To be done » Reproduce every line of the listing as written, apart from the pictures.

******************************

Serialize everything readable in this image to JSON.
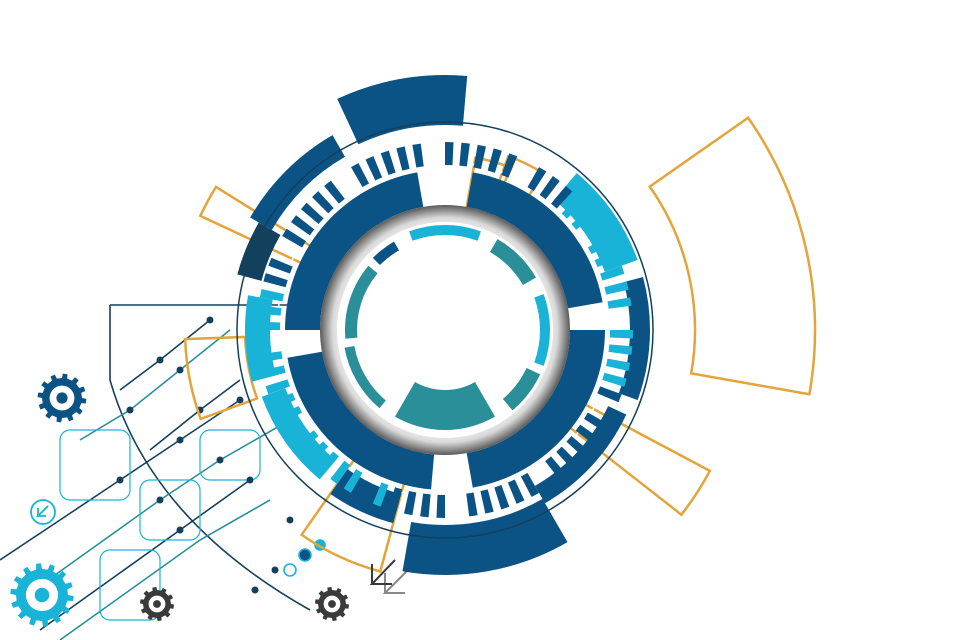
{
  "illustration": {
    "subject": "",
    "colors": {
      "navy": "#0b5384",
      "dark": "#13405c",
      "teal": "#2a8f99",
      "cyan": "#19b3d8",
      "orange": "#e3a53b",
      "gray": "#3a3a3a"
    },
    "icons": [
      "gear-icon",
      "arrow-icon",
      "circuit-node-icon"
    ]
  }
}
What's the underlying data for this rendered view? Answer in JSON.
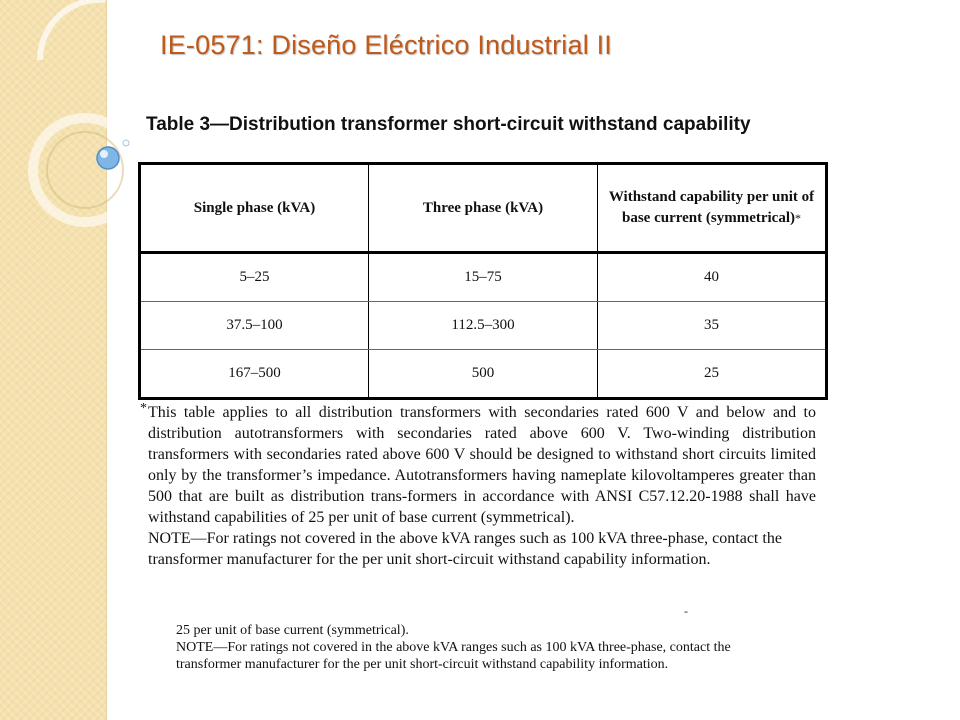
{
  "slide": {
    "title": "IE-0571: Diseño Eléctrico Industrial II",
    "accent": "#c05a1a",
    "strip_color": "#f5e1ad"
  },
  "table": {
    "caption": "Table 3—Distribution transformer short-circuit withstand capability",
    "headers": [
      "Single phase (kVA)",
      "Three phase (kVA)",
      "Withstand capability per unit of base current (symmetrical)"
    ],
    "header_mark": "*",
    "rows": [
      [
        "5–25",
        "15–75",
        "40"
      ],
      [
        "37.5–100",
        "112.5–300",
        "35"
      ],
      [
        "167–500",
        "500",
        "25"
      ]
    ]
  },
  "footnote": {
    "mark": "*",
    "text": "This table applies to all distribution transformers with secondaries rated 600 V and below and to distribution autotransformers with secondaries rated above 600 V. Two-winding distribution transformers with secondaries rated above 600 V should be designed to withstand short circuits limited only by the transformer’s impedance. Autotransformers having nameplate kilovoltamperes greater than 500 that are built as distribution trans-formers in accordance with ANSI C57.12.20-1988 shall have withstand capabilities of 25 per unit of base current (symmetrical).",
    "note": "NOTE—For ratings not covered in the above kVA ranges such as 100 kVA three-phase, contact the transformer manufacturer for the per unit short-circuit withstand capability information."
  },
  "duplicate": {
    "line1": "25 per unit of base current (symmetrical).",
    "note": "NOTE—For ratings not covered in the above kVA ranges such as 100 kVA three-phase, contact the transformer manufacturer for the per unit short-circuit withstand capability information."
  }
}
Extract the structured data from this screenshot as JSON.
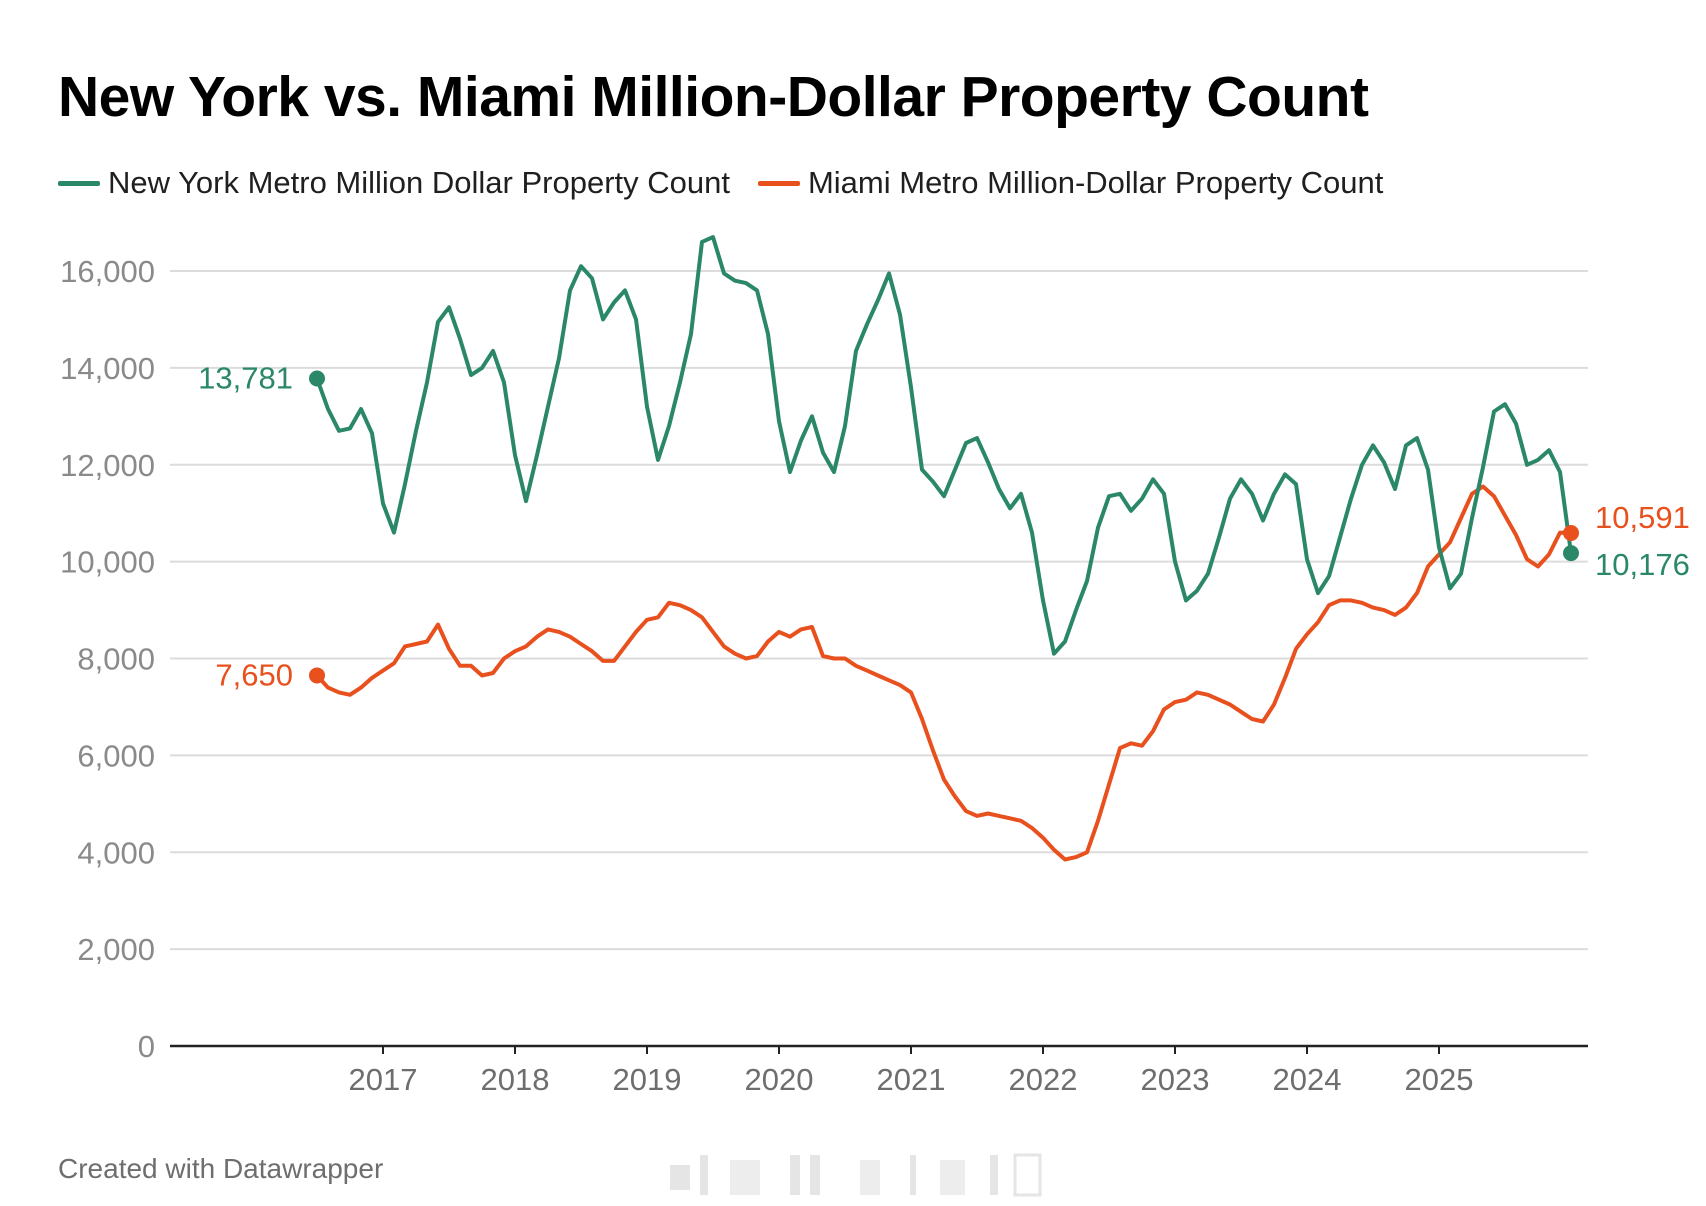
{
  "title": "New York vs. Miami Million-Dollar Property Count",
  "footer": "Created with Datawrapper",
  "chart_data": {
    "type": "line",
    "title": "New York vs. Miami Million-Dollar Property Count",
    "xlabel": "",
    "ylabel": "",
    "ylim": [
      0,
      17000
    ],
    "yticks": [
      0,
      2000,
      4000,
      6000,
      8000,
      10000,
      12000,
      14000,
      16000
    ],
    "ytick_labels": [
      "0",
      "2,000",
      "4,000",
      "6,000",
      "8,000",
      "10,000",
      "12,000",
      "14,000",
      "16,000"
    ],
    "xticks": [
      2017,
      2018,
      2019,
      2020,
      2021,
      2022,
      2023,
      2024,
      2025
    ],
    "xtick_labels": [
      "2017",
      "2018",
      "2019",
      "2020",
      "2021",
      "2022",
      "2023",
      "2024",
      "2025"
    ],
    "x_start": "2016-07",
    "x_end": "2025-12",
    "grid": true,
    "legend_position": "top-left",
    "series": [
      {
        "name": "New York Metro Million Dollar Property Count",
        "color": "#2a8768",
        "start_label": "13,781",
        "end_label": "10,176",
        "values": [
          13781,
          13150,
          12700,
          12750,
          13150,
          12650,
          11200,
          10600,
          11600,
          12700,
          13700,
          14950,
          15250,
          14600,
          13850,
          14000,
          14350,
          13700,
          12200,
          11250,
          12200,
          13200,
          14200,
          15600,
          16100,
          15850,
          15000,
          15350,
          15600,
          15000,
          13200,
          12100,
          12800,
          13700,
          14700,
          16600,
          16700,
          15950,
          15800,
          15750,
          15600,
          14700,
          12900,
          11850,
          12500,
          13000,
          12250,
          11850,
          12800,
          14350,
          14900,
          15400,
          15950,
          15100,
          13600,
          11900,
          11650,
          11350,
          11900,
          12450,
          12550,
          12050,
          11500,
          11100,
          11400,
          10600,
          9200,
          8100,
          8350,
          9000,
          9600,
          10700,
          11350,
          11400,
          11050,
          11300,
          11700,
          11400,
          10000,
          9200,
          9400,
          9750,
          10500,
          11300,
          11700,
          11400,
          10850,
          11400,
          11800,
          11600,
          10050,
          9350,
          9700,
          10500,
          11300,
          12000,
          12400,
          12050,
          11500,
          12400,
          12550,
          11900,
          10300,
          9450,
          9750,
          10900,
          11950,
          13100,
          13250,
          12850,
          12000,
          12100,
          12300,
          11850,
          10176
        ]
      },
      {
        "name": "Miami Metro Million-Dollar Property Count",
        "color": "#e8501e",
        "start_label": "7,650",
        "end_label": "10,591",
        "values": [
          7650,
          7400,
          7300,
          7250,
          7400,
          7600,
          7750,
          7900,
          8250,
          8300,
          8350,
          8700,
          8200,
          7850,
          7850,
          7650,
          7700,
          8000,
          8150,
          8250,
          8450,
          8600,
          8550,
          8450,
          8300,
          8150,
          7950,
          7950,
          8250,
          8550,
          8800,
          8850,
          9150,
          9100,
          9000,
          8850,
          8550,
          8250,
          8100,
          8000,
          8050,
          8350,
          8550,
          8450,
          8600,
          8650,
          8050,
          8000,
          8000,
          7850,
          7750,
          7650,
          7550,
          7450,
          7300,
          6750,
          6100,
          5500,
          5150,
          4850,
          4750,
          4800,
          4750,
          4700,
          4650,
          4500,
          4300,
          4050,
          3850,
          3900,
          4000,
          4650,
          5400,
          6150,
          6250,
          6200,
          6500,
          6950,
          7100,
          7150,
          7300,
          7250,
          7150,
          7050,
          6900,
          6750,
          6700,
          7050,
          7600,
          8200,
          8500,
          8750,
          9100,
          9200,
          9200,
          9150,
          9050,
          9000,
          8900,
          9050,
          9350,
          9900,
          10150,
          10400,
          10900,
          11400,
          11550,
          11350,
          10950,
          10550,
          10050,
          9900,
          10150,
          10600,
          10591
        ]
      }
    ]
  }
}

******************************

Output for this task »
Serialize everything readable in this image to JSON.
{
  "illustration": {
    "subject": "",
    "colors": {
      "navy": "#0b5384",
      "dark": "#13405c",
      "teal": "#2a8f99",
      "cyan": "#19b3d8",
      "orange": "#e3a53b",
      "gray": "#3a3a3a"
    },
    "icons": [
      "gear-icon",
      "arrow-icon",
      "circuit-node-icon"
    ]
  }
}
What's the underlying data for this rendered view? Answer in JSON.
{
  "slide": {
    "title": "IE-0571: Diseño Eléctrico Industrial II",
    "accent": "#c05a1a",
    "strip_color": "#f5e1ad"
  },
  "table": {
    "caption": "Table 3—Distribution transformer short-circuit withstand capability",
    "headers": [
      "Single phase (kVA)",
      "Three phase (kVA)",
      "Withstand capability per unit of base current (symmetrical)"
    ],
    "header_mark": "*",
    "rows": [
      [
        "5–25",
        "15–75",
        "40"
      ],
      [
        "37.5–100",
        "112.5–300",
        "35"
      ],
      [
        "167–500",
        "500",
        "25"
      ]
    ]
  },
  "footnote": {
    "mark": "*",
    "text": "This table applies to all distribution transformers with secondaries rated 600 V and below and to distribution autotransformers with secondaries rated above 600 V. Two-winding distribution transformers with secondaries rated above 600 V should be designed to withstand short circuits limited only by the transformer’s impedance. Autotransformers having nameplate kilovoltamperes greater than 500 that are built as distribution trans-formers in accordance with ANSI C57.12.20-1988 shall have withstand capabilities of 25 per unit of base current (symmetrical).",
    "note": "NOTE—For ratings not covered in the above kVA ranges such as 100 kVA three-phase, contact the transformer manufacturer for the per unit short-circuit withstand capability information."
  },
  "duplicate": {
    "line1": "25 per unit of base current (symmetrical).",
    "note": "NOTE—For ratings not covered in the above kVA ranges such as 100 kVA three-phase, contact the transformer manufacturer for the per unit short-circuit withstand capability information."
  }
}
Extract the structured data from this screenshot as JSON.
{
  "title": "New York vs. Miami Million-Dollar Property Count",
  "footer": "Created with Datawrapper",
  "chart_data": {
    "type": "line",
    "title": "New York vs. Miami Million-Dollar Property Count",
    "xlabel": "",
    "ylabel": "",
    "ylim": [
      0,
      17000
    ],
    "yticks": [
      0,
      2000,
      4000,
      6000,
      8000,
      10000,
      12000,
      14000,
      16000
    ],
    "ytick_labels": [
      "0",
      "2,000",
      "4,000",
      "6,000",
      "8,000",
      "10,000",
      "12,000",
      "14,000",
      "16,000"
    ],
    "xticks": [
      2017,
      2018,
      2019,
      2020,
      2021,
      2022,
      2023,
      2024,
      2025
    ],
    "xtick_labels": [
      "2017",
      "2018",
      "2019",
      "2020",
      "2021",
      "2022",
      "2023",
      "2024",
      "2025"
    ],
    "x_start": "2016-07",
    "x_end": "2025-12",
    "grid": true,
    "legend_position": "top-left",
    "series": [
      {
        "name": "New York Metro Million Dollar Property Count",
        "color": "#2a8768",
        "start_label": "13,781",
        "end_label": "10,176",
        "values": [
          13781,
          13150,
          12700,
          12750,
          13150,
          12650,
          11200,
          10600,
          11600,
          12700,
          13700,
          14950,
          15250,
          14600,
          13850,
          14000,
          14350,
          13700,
          12200,
          11250,
          12200,
          13200,
          14200,
          15600,
          16100,
          15850,
          15000,
          15350,
          15600,
          15000,
          13200,
          12100,
          12800,
          13700,
          14700,
          16600,
          16700,
          15950,
          15800,
          15750,
          15600,
          14700,
          12900,
          11850,
          12500,
          13000,
          12250,
          11850,
          12800,
          14350,
          14900,
          15400,
          15950,
          15100,
          13600,
          11900,
          11650,
          11350,
          11900,
          12450,
          12550,
          12050,
          11500,
          11100,
          11400,
          10600,
          9200,
          8100,
          8350,
          9000,
          9600,
          10700,
          11350,
          11400,
          11050,
          11300,
          11700,
          11400,
          10000,
          9200,
          9400,
          9750,
          10500,
          11300,
          11700,
          11400,
          10850,
          11400,
          11800,
          11600,
          10050,
          9350,
          9700,
          10500,
          11300,
          12000,
          12400,
          12050,
          11500,
          12400,
          12550,
          11900,
          10300,
          9450,
          9750,
          10900,
          11950,
          13100,
          13250,
          12850,
          12000,
          12100,
          12300,
          11850,
          10176
        ]
      },
      {
        "name": "Miami Metro Million-Dollar Property Count",
        "color": "#e8501e",
        "start_label": "7,650",
        "end_label": "10,591",
        "values": [
          7650,
          7400,
          7300,
          7250,
          7400,
          7600,
          7750,
          7900,
          8250,
          8300,
          8350,
          8700,
          8200,
          7850,
          7850,
          7650,
          7700,
          8000,
          8150,
          8250,
          8450,
          8600,
          8550,
          8450,
          8300,
          8150,
          7950,
          7950,
          8250,
          8550,
          8800,
          8850,
          9150,
          9100,
          9000,
          8850,
          8550,
          8250,
          8100,
          8000,
          8050,
          8350,
          8550,
          8450,
          8600,
          8650,
          8050,
          8000,
          8000,
          7850,
          7750,
          7650,
          7550,
          7450,
          7300,
          6750,
          6100,
          5500,
          5150,
          4850,
          4750,
          4800,
          4750,
          4700,
          4650,
          4500,
          4300,
          4050,
          3850,
          3900,
          4000,
          4650,
          5400,
          6150,
          6250,
          6200,
          6500,
          6950,
          7100,
          7150,
          7300,
          7250,
          7150,
          7050,
          6900,
          6750,
          6700,
          7050,
          7600,
          8200,
          8500,
          8750,
          9100,
          9200,
          9200,
          9150,
          9050,
          9000,
          8900,
          9050,
          9350,
          9900,
          10150,
          10400,
          10900,
          11400,
          11550,
          11350,
          10950,
          10550,
          10050,
          9900,
          10150,
          10600,
          10591
        ]
      }
    ]
  }
}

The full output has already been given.